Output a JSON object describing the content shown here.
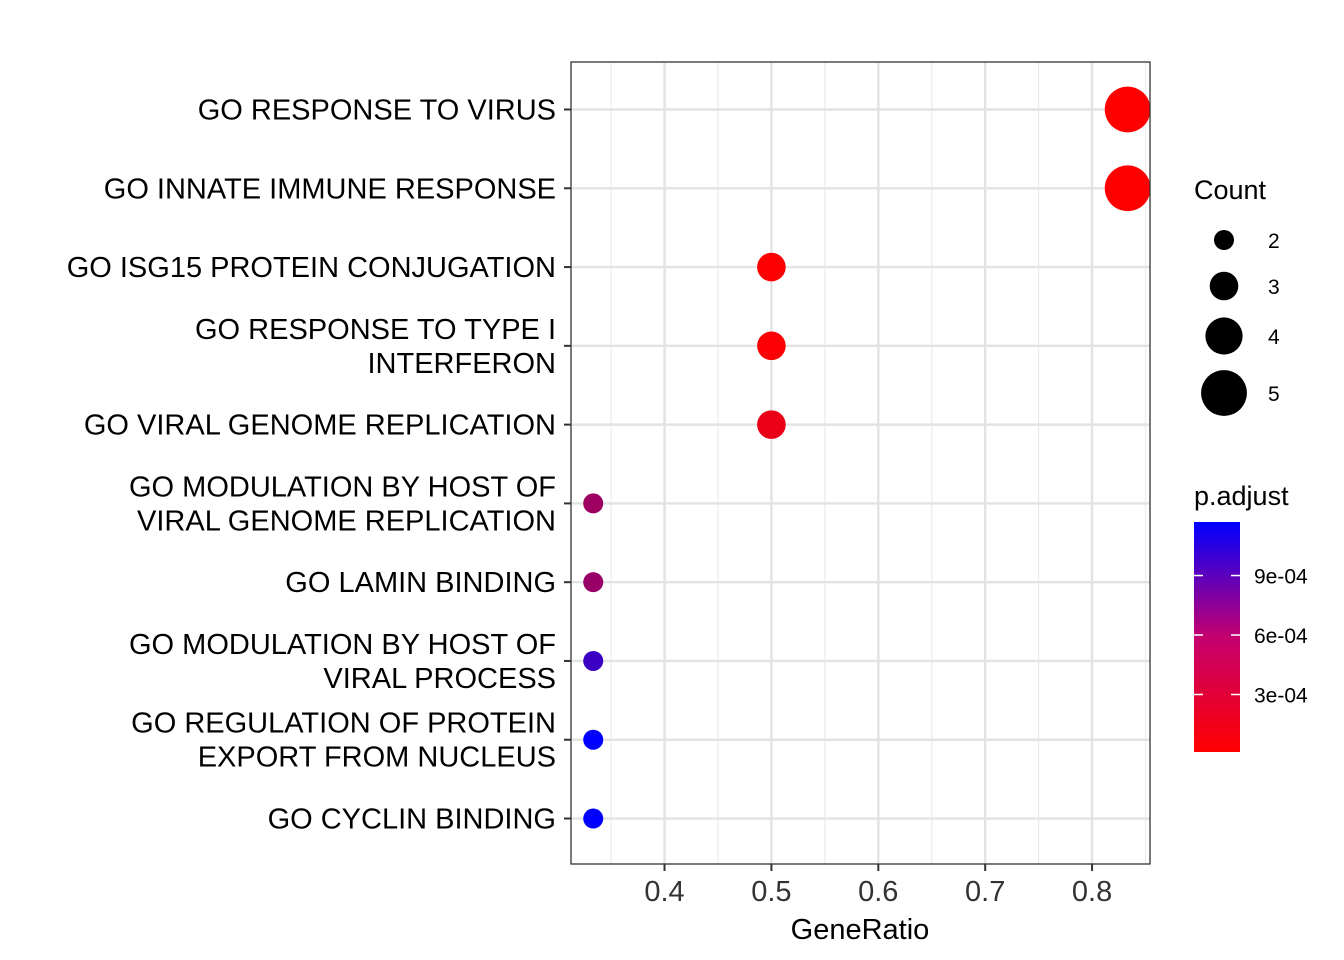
{
  "chart_data": {
    "type": "scatter",
    "xlabel": "GeneRatio",
    "x_ticks": [
      "0.4",
      "0.5",
      "0.6",
      "0.7",
      "0.8"
    ],
    "x_tick_values": [
      0.4,
      0.5,
      0.6,
      0.7,
      0.8
    ],
    "xlim": [
      0.3125,
      0.8542
    ],
    "grid": true,
    "categories": [
      [
        "GO RESPONSE TO VIRUS"
      ],
      [
        "GO INNATE IMMUNE RESPONSE"
      ],
      [
        "GO ISG15 PROTEIN CONJUGATION"
      ],
      [
        "GO RESPONSE TO TYPE I",
        "INTERFERON"
      ],
      [
        "GO VIRAL GENOME REPLICATION"
      ],
      [
        "GO MODULATION BY HOST OF",
        "VIRAL GENOME REPLICATION"
      ],
      [
        "GO LAMIN BINDING"
      ],
      [
        "GO MODULATION BY HOST OF",
        "VIRAL PROCESS"
      ],
      [
        "GO REGULATION OF PROTEIN",
        "EXPORT FROM NUCLEUS"
      ],
      [
        "GO CYCLIN BINDING"
      ]
    ],
    "points": [
      {
        "x": 0.8333,
        "count": 5,
        "p_adjust": 1e-05
      },
      {
        "x": 0.8333,
        "count": 5,
        "p_adjust": 1e-05
      },
      {
        "x": 0.5,
        "count": 3,
        "p_adjust": 2e-05
      },
      {
        "x": 0.5,
        "count": 3,
        "p_adjust": 3e-05
      },
      {
        "x": 0.5,
        "count": 3,
        "p_adjust": 0.00011
      },
      {
        "x": 0.3333,
        "count": 2,
        "p_adjust": 0.00045
      },
      {
        "x": 0.3333,
        "count": 2,
        "p_adjust": 0.00048
      },
      {
        "x": 0.3333,
        "count": 2,
        "p_adjust": 0.0009
      },
      {
        "x": 0.3333,
        "count": 2,
        "p_adjust": 0.00117
      },
      {
        "x": 0.3333,
        "count": 2,
        "p_adjust": 0.00117
      }
    ],
    "size_legend": {
      "title": "Count",
      "labels": [
        "2",
        "3",
        "4",
        "5"
      ],
      "values": [
        2,
        3,
        4,
        5
      ]
    },
    "color_legend": {
      "title": "p.adjust",
      "labels": [
        "9e-04",
        "6e-04",
        "3e-04"
      ],
      "values": [
        0.0009,
        0.0006,
        0.0003
      ],
      "range": [
        1e-05,
        0.00117
      ],
      "low_color": "#ff0000",
      "high_color": "#0000ff"
    }
  }
}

**Work request**
Filter the lines above, keeping and copying those that contain "VIRAL".

**Task solution**
        "GO VIRAL GENOME REPLICATION"
        "VIRAL GENOME REPLICATION"
        "VIRAL PROCESS"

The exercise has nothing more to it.